▶ [Exercise objective]: Every record should be written out exactly, with the pictures left out.

(Data listing)
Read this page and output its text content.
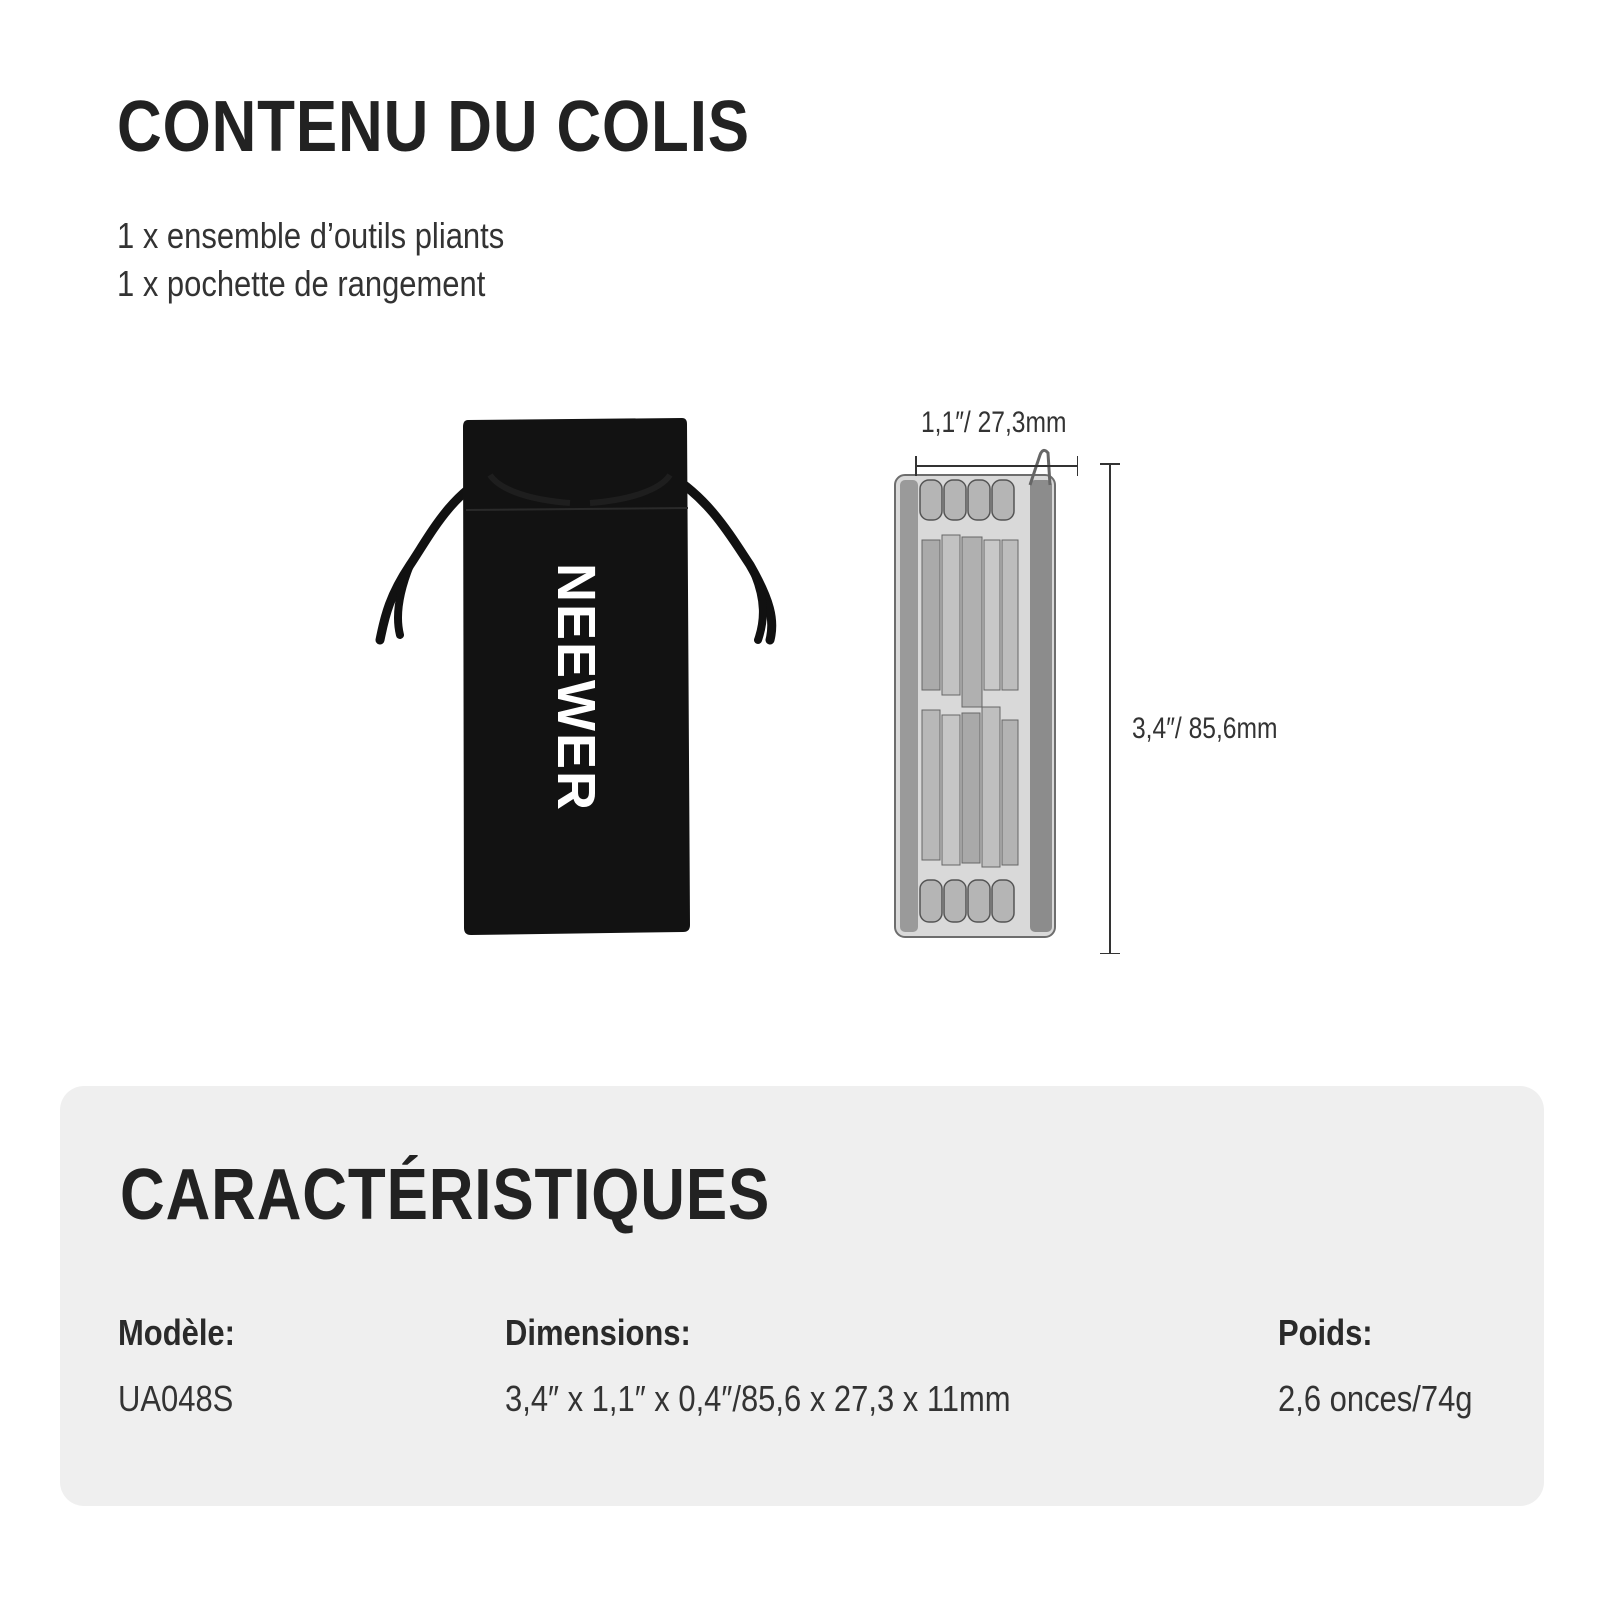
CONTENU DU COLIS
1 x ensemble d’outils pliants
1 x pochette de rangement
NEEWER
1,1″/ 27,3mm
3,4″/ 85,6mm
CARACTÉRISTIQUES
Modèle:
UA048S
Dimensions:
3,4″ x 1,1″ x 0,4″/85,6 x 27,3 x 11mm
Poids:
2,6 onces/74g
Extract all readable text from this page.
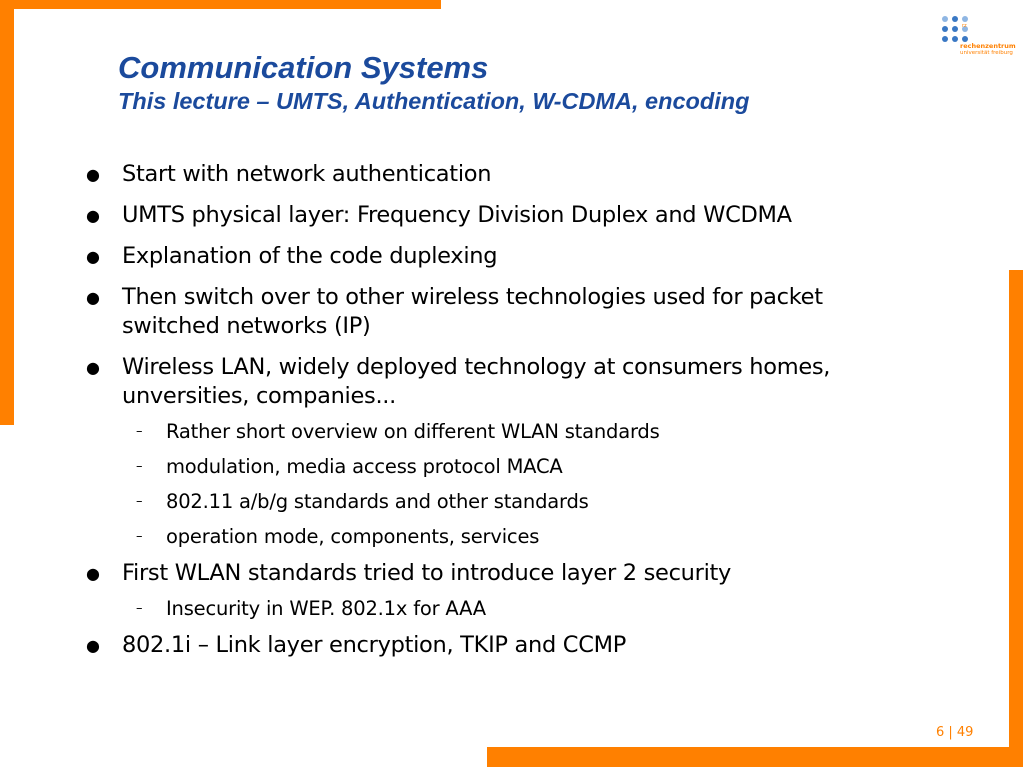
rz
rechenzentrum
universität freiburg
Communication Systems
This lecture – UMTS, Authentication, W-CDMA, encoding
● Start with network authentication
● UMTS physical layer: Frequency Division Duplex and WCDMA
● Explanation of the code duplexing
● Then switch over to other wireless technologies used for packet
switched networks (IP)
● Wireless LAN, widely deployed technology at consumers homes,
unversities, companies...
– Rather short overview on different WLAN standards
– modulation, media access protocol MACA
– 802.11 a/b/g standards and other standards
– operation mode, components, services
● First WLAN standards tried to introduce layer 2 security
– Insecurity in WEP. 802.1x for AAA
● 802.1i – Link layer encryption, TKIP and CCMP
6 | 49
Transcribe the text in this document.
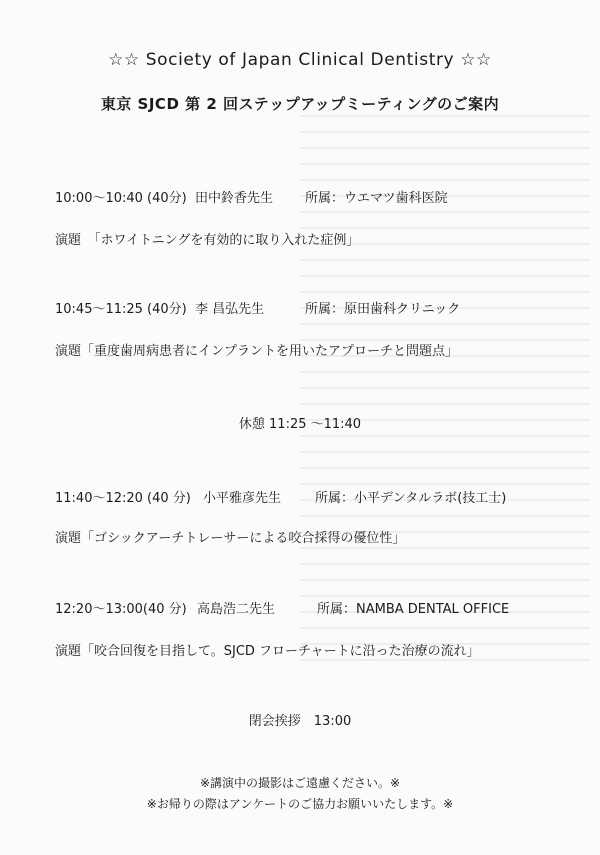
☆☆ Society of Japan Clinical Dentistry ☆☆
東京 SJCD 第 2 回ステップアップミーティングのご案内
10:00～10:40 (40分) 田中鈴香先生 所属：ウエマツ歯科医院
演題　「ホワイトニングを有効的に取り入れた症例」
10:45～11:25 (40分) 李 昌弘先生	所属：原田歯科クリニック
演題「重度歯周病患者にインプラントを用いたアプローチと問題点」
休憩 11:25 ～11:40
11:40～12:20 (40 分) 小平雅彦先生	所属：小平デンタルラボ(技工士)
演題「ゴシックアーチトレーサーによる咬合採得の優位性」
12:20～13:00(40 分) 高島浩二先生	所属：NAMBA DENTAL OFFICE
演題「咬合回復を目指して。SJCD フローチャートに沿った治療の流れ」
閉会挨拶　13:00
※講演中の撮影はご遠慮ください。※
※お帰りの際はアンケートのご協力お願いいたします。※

▶ [Answer to this exercise]:
Read this page and output its text content.
CONTENU DU COLIS
1 x ensemble d’outils pliants
1 x pochette de rangement
NEEWER
1,1″/ 27,3mm
3,4″/ 85,6mm
CARACTÉRISTIQUES
Modèle:
UA048S
Dimensions:
3,4″ x 1,1″ x 0,4″/85,6 x 27,3 x 11mm
Poids:
2,6 onces/74g
Extract all readable text from this page.
rz
rechenzentrum
universität freiburg
Communication Systems
This lecture – UMTS, Authentication, W-CDMA, encoding
● Start with network authentication
● UMTS physical layer: Frequency Division Duplex and WCDMA
● Explanation of the code duplexing
● Then switch over to other wireless technologies used for packet
switched networks (IP)
● Wireless LAN, widely deployed technology at consumers homes,
unversities, companies...
– Rather short overview on different WLAN standards
– modulation, media access protocol MACA
– 802.11 a/b/g standards and other standards
– operation mode, components, services
● First WLAN standards tried to introduce layer 2 security
– Insecurity in WEP. 802.1x for AAA
● 802.1i – Link layer encryption, TKIP and CCMP
6 | 49
Transcribe the text in this document.
☆☆ Society of Japan Clinical Dentistry ☆☆
東京 SJCD 第 2 回ステップアップミーティングのご案内
10:00～10:40 (40分) 田中鈴香先生 所属：ウエマツ歯科医院
演題　「ホワイトニングを有効的に取り入れた症例」
10:45～11:25 (40分) 李 昌弘先生	所属：原田歯科クリニック
演題「重度歯周病患者にインプラントを用いたアプローチと問題点」
休憩 11:25 ～11:40
11:40～12:20 (40 分) 小平雅彦先生	所属：小平デンタルラボ(技工士)
演題「ゴシックアーチトレーサーによる咬合採得の優位性」
12:20～13:00(40 分) 高島浩二先生	所属：NAMBA DENTAL OFFICE
演題「咬合回復を目指して。SJCD フローチャートに沿った治療の流れ」
閉会挨拶　13:00
※講演中の撮影はご遠慮ください。※
※お帰りの際はアンケートのご協力お願いいたします。※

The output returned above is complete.